[Data tied to figure images]
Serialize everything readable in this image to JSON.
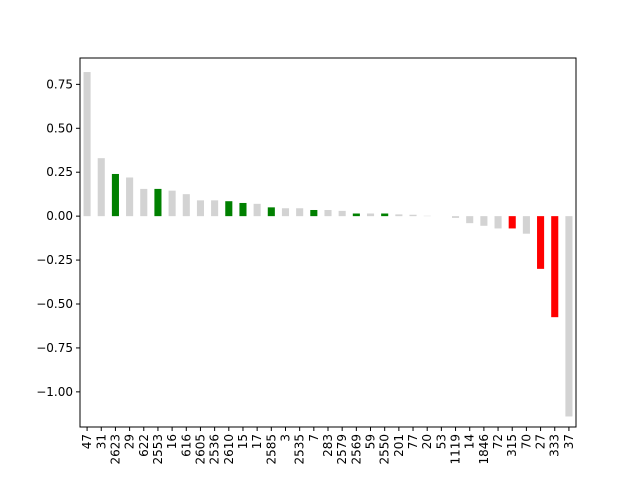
{
  "chart_data": {
    "type": "bar",
    "title": "",
    "xlabel": "",
    "ylabel": "",
    "ylim": [
      -1.2,
      0.9
    ],
    "yticks": [
      -1.0,
      -0.75,
      -0.5,
      -0.25,
      0.0,
      0.25,
      0.5,
      0.75
    ],
    "ytick_labels": [
      "−1.00",
      "−0.75",
      "−0.50",
      "−0.25",
      "0.00",
      "0.25",
      "0.50",
      "0.75"
    ],
    "categories": [
      "47",
      "31",
      "2623",
      "29",
      "622",
      "2553",
      "16",
      "616",
      "2605",
      "2536",
      "2610",
      "15",
      "17",
      "2585",
      "3",
      "2535",
      "7",
      "283",
      "2579",
      "2569",
      "59",
      "2550",
      "201",
      "77",
      "20",
      "53",
      "1119",
      "14",
      "1846",
      "72",
      "315",
      "70",
      "27",
      "333",
      "37"
    ],
    "values": [
      0.82,
      0.33,
      0.24,
      0.22,
      0.155,
      0.155,
      0.145,
      0.125,
      0.09,
      0.09,
      0.085,
      0.075,
      0.07,
      0.05,
      0.045,
      0.045,
      0.035,
      0.035,
      0.03,
      0.015,
      0.015,
      0.015,
      0.01,
      0.008,
      0.002,
      0.0,
      -0.01,
      -0.04,
      -0.055,
      -0.07,
      -0.07,
      -0.1,
      -0.3,
      -0.575,
      -1.14
    ],
    "bar_colors": [
      "#d3d3d3",
      "#d3d3d3",
      "#008000",
      "#d3d3d3",
      "#d3d3d3",
      "#008000",
      "#d3d3d3",
      "#d3d3d3",
      "#d3d3d3",
      "#d3d3d3",
      "#008000",
      "#008000",
      "#d3d3d3",
      "#008000",
      "#d3d3d3",
      "#d3d3d3",
      "#008000",
      "#d3d3d3",
      "#d3d3d3",
      "#008000",
      "#d3d3d3",
      "#008000",
      "#d3d3d3",
      "#d3d3d3",
      "#d3d3d3",
      "#d3d3d3",
      "#d3d3d3",
      "#d3d3d3",
      "#d3d3d3",
      "#d3d3d3",
      "#ff0000",
      "#d3d3d3",
      "#ff0000",
      "#ff0000",
      "#d3d3d3"
    ],
    "grid": false,
    "legend": "none"
  }
}
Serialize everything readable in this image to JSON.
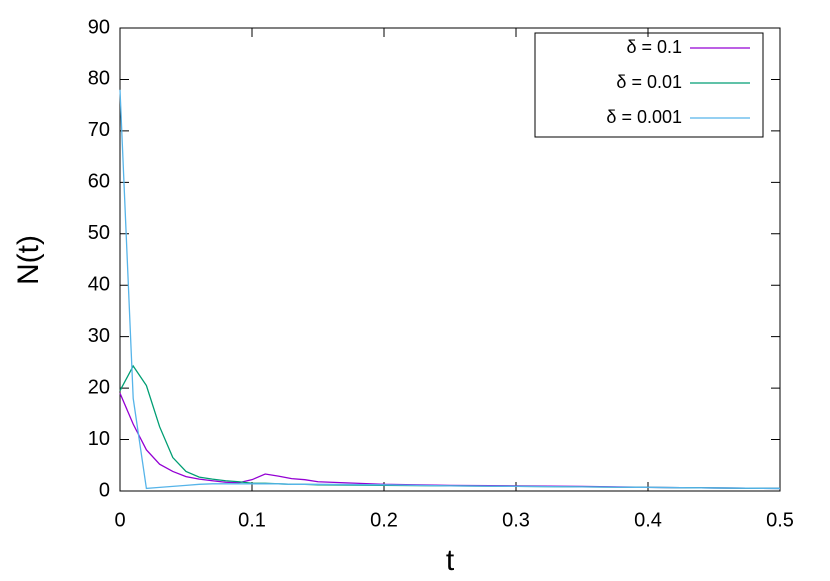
{
  "chart_data": {
    "type": "line",
    "x_label": "t",
    "y_label": "N(t)",
    "x": [
      0,
      0.01,
      0.02,
      0.03,
      0.04,
      0.05,
      0.06,
      0.07,
      0.08,
      0.09,
      0.1,
      0.11,
      0.12,
      0.13,
      0.14,
      0.15,
      0.2,
      0.25,
      0.3,
      0.35,
      0.4,
      0.45,
      0.5
    ],
    "series": [
      {
        "name": "δ = 0.1",
        "color": "#9400d3",
        "values": [
          19,
          13,
          8,
          5.2,
          3.8,
          2.8,
          2.3,
          2,
          1.7,
          1.6,
          2.2,
          3.3,
          2.9,
          2.4,
          2.2,
          1.8,
          1.3,
          1.1,
          1.0,
          0.9,
          0.7,
          0.6,
          0.5
        ]
      },
      {
        "name": "δ = 0.01",
        "color": "#009e73",
        "values": [
          19.5,
          24.3,
          20.5,
          12.5,
          6.5,
          3.8,
          2.7,
          2.3,
          2,
          1.8,
          1.5,
          1.5,
          1.4,
          1.3,
          1.3,
          1.2,
          1.1,
          1.0,
          0.9,
          0.8,
          0.7,
          0.6,
          0.5
        ]
      },
      {
        "name": "δ = 0.001",
        "color": "#56b4e9",
        "values": [
          78,
          18,
          0.5,
          0.7,
          0.9,
          1.1,
          1.3,
          1.4,
          1.4,
          1.4,
          1.4,
          1.4,
          1.4,
          1.3,
          1.3,
          1.3,
          1.2,
          1.0,
          0.9,
          0.8,
          0.7,
          0.6,
          0.5
        ]
      }
    ],
    "xlim": [
      0,
      0.5
    ],
    "xticks": [
      0,
      0.1,
      0.2,
      0.3,
      0.4,
      0.5
    ],
    "ylim": [
      0,
      90
    ],
    "yticks": [
      0,
      10,
      20,
      30,
      40,
      50,
      60,
      70,
      80,
      90
    ],
    "grid": false,
    "legend": "top-right"
  }
}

■ Exercise: Print all entries exactly. The images do not belong in the copy.

■ The output:
Serialize everything readable in this image to JSON.
{
  "chart_data": {
    "type": "bar",
    "title": "",
    "xlabel": "",
    "ylabel": "",
    "ylim": [
      -1.2,
      0.9
    ],
    "yticks": [
      -1.0,
      -0.75,
      -0.5,
      -0.25,
      0.0,
      0.25,
      0.5,
      0.75
    ],
    "ytick_labels": [
      "−1.00",
      "−0.75",
      "−0.50",
      "−0.25",
      "0.00",
      "0.25",
      "0.50",
      "0.75"
    ],
    "categories": [
      "47",
      "31",
      "2623",
      "29",
      "622",
      "2553",
      "16",
      "616",
      "2605",
      "2536",
      "2610",
      "15",
      "17",
      "2585",
      "3",
      "2535",
      "7",
      "283",
      "2579",
      "2569",
      "59",
      "2550",
      "201",
      "77",
      "20",
      "53",
      "1119",
      "14",
      "1846",
      "72",
      "315",
      "70",
      "27",
      "333",
      "37"
    ],
    "values": [
      0.82,
      0.33,
      0.24,
      0.22,
      0.155,
      0.155,
      0.145,
      0.125,
      0.09,
      0.09,
      0.085,
      0.075,
      0.07,
      0.05,
      0.045,
      0.045,
      0.035,
      0.035,
      0.03,
      0.015,
      0.015,
      0.015,
      0.01,
      0.008,
      0.002,
      0.0,
      -0.01,
      -0.04,
      -0.055,
      -0.07,
      -0.07,
      -0.1,
      -0.3,
      -0.575,
      -1.14
    ],
    "bar_colors": [
      "#d3d3d3",
      "#d3d3d3",
      "#008000",
      "#d3d3d3",
      "#d3d3d3",
      "#008000",
      "#d3d3d3",
      "#d3d3d3",
      "#d3d3d3",
      "#d3d3d3",
      "#008000",
      "#008000",
      "#d3d3d3",
      "#008000",
      "#d3d3d3",
      "#d3d3d3",
      "#008000",
      "#d3d3d3",
      "#d3d3d3",
      "#008000",
      "#d3d3d3",
      "#008000",
      "#d3d3d3",
      "#d3d3d3",
      "#d3d3d3",
      "#d3d3d3",
      "#d3d3d3",
      "#d3d3d3",
      "#d3d3d3",
      "#d3d3d3",
      "#ff0000",
      "#d3d3d3",
      "#ff0000",
      "#ff0000",
      "#d3d3d3"
    ],
    "grid": false,
    "legend": "none"
  }
}
Serialize everything readable in this image to JSON.
{
  "chart_data": {
    "type": "line",
    "x_label": "t",
    "y_label": "N(t)",
    "x": [
      0,
      0.01,
      0.02,
      0.03,
      0.04,
      0.05,
      0.06,
      0.07,
      0.08,
      0.09,
      0.1,
      0.11,
      0.12,
      0.13,
      0.14,
      0.15,
      0.2,
      0.25,
      0.3,
      0.35,
      0.4,
      0.45,
      0.5
    ],
    "series": [
      {
        "name": "δ = 0.1",
        "color": "#9400d3",
        "values": [
          19,
          13,
          8,
          5.2,
          3.8,
          2.8,
          2.3,
          2,
          1.7,
          1.6,
          2.2,
          3.3,
          2.9,
          2.4,
          2.2,
          1.8,
          1.3,
          1.1,
          1.0,
          0.9,
          0.7,
          0.6,
          0.5
        ]
      },
      {
        "name": "δ = 0.01",
        "color": "#009e73",
        "values": [
          19.5,
          24.3,
          20.5,
          12.5,
          6.5,
          3.8,
          2.7,
          2.3,
          2,
          1.8,
          1.5,
          1.5,
          1.4,
          1.3,
          1.3,
          1.2,
          1.1,
          1.0,
          0.9,
          0.8,
          0.7,
          0.6,
          0.5
        ]
      },
      {
        "name": "δ = 0.001",
        "color": "#56b4e9",
        "values": [
          78,
          18,
          0.5,
          0.7,
          0.9,
          1.1,
          1.3,
          1.4,
          1.4,
          1.4,
          1.4,
          1.4,
          1.4,
          1.3,
          1.3,
          1.3,
          1.2,
          1.0,
          0.9,
          0.8,
          0.7,
          0.6,
          0.5
        ]
      }
    ],
    "xlim": [
      0,
      0.5
    ],
    "xticks": [
      0,
      0.1,
      0.2,
      0.3,
      0.4,
      0.5
    ],
    "ylim": [
      0,
      90
    ],
    "yticks": [
      0,
      10,
      20,
      30,
      40,
      50,
      60,
      70,
      80,
      90
    ],
    "grid": false,
    "legend": "top-right"
  }
}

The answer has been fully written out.